▶ [GIVEN INSTRUCTION]
Write out the listing below again, precisely as it is given.

[Stored items]
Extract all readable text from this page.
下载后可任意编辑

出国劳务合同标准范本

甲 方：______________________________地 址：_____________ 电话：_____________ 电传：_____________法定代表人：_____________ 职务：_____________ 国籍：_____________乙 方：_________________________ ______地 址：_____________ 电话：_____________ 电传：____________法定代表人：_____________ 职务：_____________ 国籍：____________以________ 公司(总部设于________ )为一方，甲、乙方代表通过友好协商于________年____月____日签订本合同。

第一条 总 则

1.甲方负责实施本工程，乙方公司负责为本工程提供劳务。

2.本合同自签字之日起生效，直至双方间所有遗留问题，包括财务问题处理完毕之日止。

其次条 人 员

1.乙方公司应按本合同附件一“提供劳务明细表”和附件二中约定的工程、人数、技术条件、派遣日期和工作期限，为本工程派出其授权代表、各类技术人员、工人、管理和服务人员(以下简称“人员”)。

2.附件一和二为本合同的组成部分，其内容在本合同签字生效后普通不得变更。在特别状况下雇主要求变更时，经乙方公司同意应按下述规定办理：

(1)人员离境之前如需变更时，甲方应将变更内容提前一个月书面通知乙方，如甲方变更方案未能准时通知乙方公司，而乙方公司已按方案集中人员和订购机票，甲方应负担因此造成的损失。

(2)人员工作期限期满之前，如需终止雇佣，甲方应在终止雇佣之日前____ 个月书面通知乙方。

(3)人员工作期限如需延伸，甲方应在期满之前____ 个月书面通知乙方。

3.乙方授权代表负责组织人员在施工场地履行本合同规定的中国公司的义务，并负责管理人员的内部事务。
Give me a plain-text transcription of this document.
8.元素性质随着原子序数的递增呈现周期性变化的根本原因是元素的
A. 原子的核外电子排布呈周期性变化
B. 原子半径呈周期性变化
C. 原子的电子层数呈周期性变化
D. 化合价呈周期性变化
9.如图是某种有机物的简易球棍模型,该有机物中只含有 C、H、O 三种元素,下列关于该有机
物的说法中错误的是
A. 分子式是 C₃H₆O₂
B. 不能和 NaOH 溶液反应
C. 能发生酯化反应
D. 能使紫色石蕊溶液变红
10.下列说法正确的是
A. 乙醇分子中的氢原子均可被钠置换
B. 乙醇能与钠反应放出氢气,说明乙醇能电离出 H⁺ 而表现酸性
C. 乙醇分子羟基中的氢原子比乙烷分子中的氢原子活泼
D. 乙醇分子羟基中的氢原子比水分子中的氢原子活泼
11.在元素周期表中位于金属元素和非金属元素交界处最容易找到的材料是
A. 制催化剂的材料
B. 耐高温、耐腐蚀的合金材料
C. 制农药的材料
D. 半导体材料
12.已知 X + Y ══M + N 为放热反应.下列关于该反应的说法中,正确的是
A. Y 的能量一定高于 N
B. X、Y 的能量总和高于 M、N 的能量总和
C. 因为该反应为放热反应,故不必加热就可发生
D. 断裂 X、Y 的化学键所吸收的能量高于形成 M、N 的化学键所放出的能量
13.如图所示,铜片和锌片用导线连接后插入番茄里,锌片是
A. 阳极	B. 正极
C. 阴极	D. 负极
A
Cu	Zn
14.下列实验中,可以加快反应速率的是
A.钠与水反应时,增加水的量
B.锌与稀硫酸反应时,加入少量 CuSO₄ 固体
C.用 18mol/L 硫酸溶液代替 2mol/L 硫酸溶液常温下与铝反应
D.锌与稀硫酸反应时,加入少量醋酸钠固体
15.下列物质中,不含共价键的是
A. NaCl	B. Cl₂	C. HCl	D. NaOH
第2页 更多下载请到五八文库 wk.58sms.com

▶ [RESPONSE TO THIS EXERCISE]
Extract all readable text from this page.
下载后可任意编辑

出国劳务合同标准范本

甲 方：______________________________地 址：_____________ 电话：_____________ 电传：_____________法定代表人：_____________ 职务：_____________ 国籍：_____________乙 方：_________________________ ______地 址：_____________ 电话：_____________ 电传：____________法定代表人：_____________ 职务：_____________ 国籍：____________以________ 公司(总部设于________ )为一方，甲、乙方代表通过友好协商于________年____月____日签订本合同。

第一条 总 则

1.甲方负责实施本工程，乙方公司负责为本工程提供劳务。

2.本合同自签字之日起生效，直至双方间所有遗留问题，包括财务问题处理完毕之日止。

其次条 人 员

1.乙方公司应按本合同附件一“提供劳务明细表”和附件二中约定的工程、人数、技术条件、派遣日期和工作期限，为本工程派出其授权代表、各类技术人员、工人、管理和服务人员(以下简称“人员”)。

2.附件一和二为本合同的组成部分，其内容在本合同签字生效后普通不得变更。在特别状况下雇主要求变更时，经乙方公司同意应按下述规定办理：

(1)人员离境之前如需变更时，甲方应将变更内容提前一个月书面通知乙方，如甲方变更方案未能准时通知乙方公司，而乙方公司已按方案集中人员和订购机票，甲方应负担因此造成的损失。

(2)人员工作期限期满之前，如需终止雇佣，甲方应在终止雇佣之日前____ 个月书面通知乙方。

(3)人员工作期限如需延伸，甲方应在期满之前____ 个月书面通知乙方。

3.乙方授权代表负责组织人员在施工场地履行本合同规定的中国公司的义务，并负责管理人员的内部事务。
Give me a plain-text transcription of this document.
8.元素性质随着原子序数的递增呈现周期性变化的根本原因是元素的
A. 原子的核外电子排布呈周期性变化
B. 原子半径呈周期性变化
C. 原子的电子层数呈周期性变化
D. 化合价呈周期性变化
9.如图是某种有机物的简易球棍模型,该有机物中只含有 C、H、O 三种元素,下列关于该有机
物的说法中错误的是
A. 分子式是 C₃H₆O₂
B. 不能和 NaOH 溶液反应
C. 能发生酯化反应
D. 能使紫色石蕊溶液变红
10.下列说法正确的是
A. 乙醇分子中的氢原子均可被钠置换
B. 乙醇能与钠反应放出氢气,说明乙醇能电离出 H⁺ 而表现酸性
C. 乙醇分子羟基中的氢原子比乙烷分子中的氢原子活泼
D. 乙醇分子羟基中的氢原子比水分子中的氢原子活泼
11.在元素周期表中位于金属元素和非金属元素交界处最容易找到的材料是
A. 制催化剂的材料
B. 耐高温、耐腐蚀的合金材料
C. 制农药的材料
D. 半导体材料
12.已知 X + Y ══M + N 为放热反应.下列关于该反应的说法中,正确的是
A. Y 的能量一定高于 N
B. X、Y 的能量总和高于 M、N 的能量总和
C. 因为该反应为放热反应,故不必加热就可发生
D. 断裂 X、Y 的化学键所吸收的能量高于形成 M、N 的化学键所放出的能量
13.如图所示,铜片和锌片用导线连接后插入番茄里,锌片是
A. 阳极	B. 正极
C. 阴极	D. 负极
A
Cu	Zn
14.下列实验中,可以加快反应速率的是
A.钠与水反应时,增加水的量
B.锌与稀硫酸反应时,加入少量 CuSO₄ 固体
C.用 18mol/L 硫酸溶液代替 2mol/L 硫酸溶液常温下与铝反应
D.锌与稀硫酸反应时,加入少量醋酸钠固体
15.下列物质中,不含共价键的是
A. NaCl	B. Cl₂	C. HCl	D. NaOH
第2页 更多下载请到五八文库 wk.58sms.com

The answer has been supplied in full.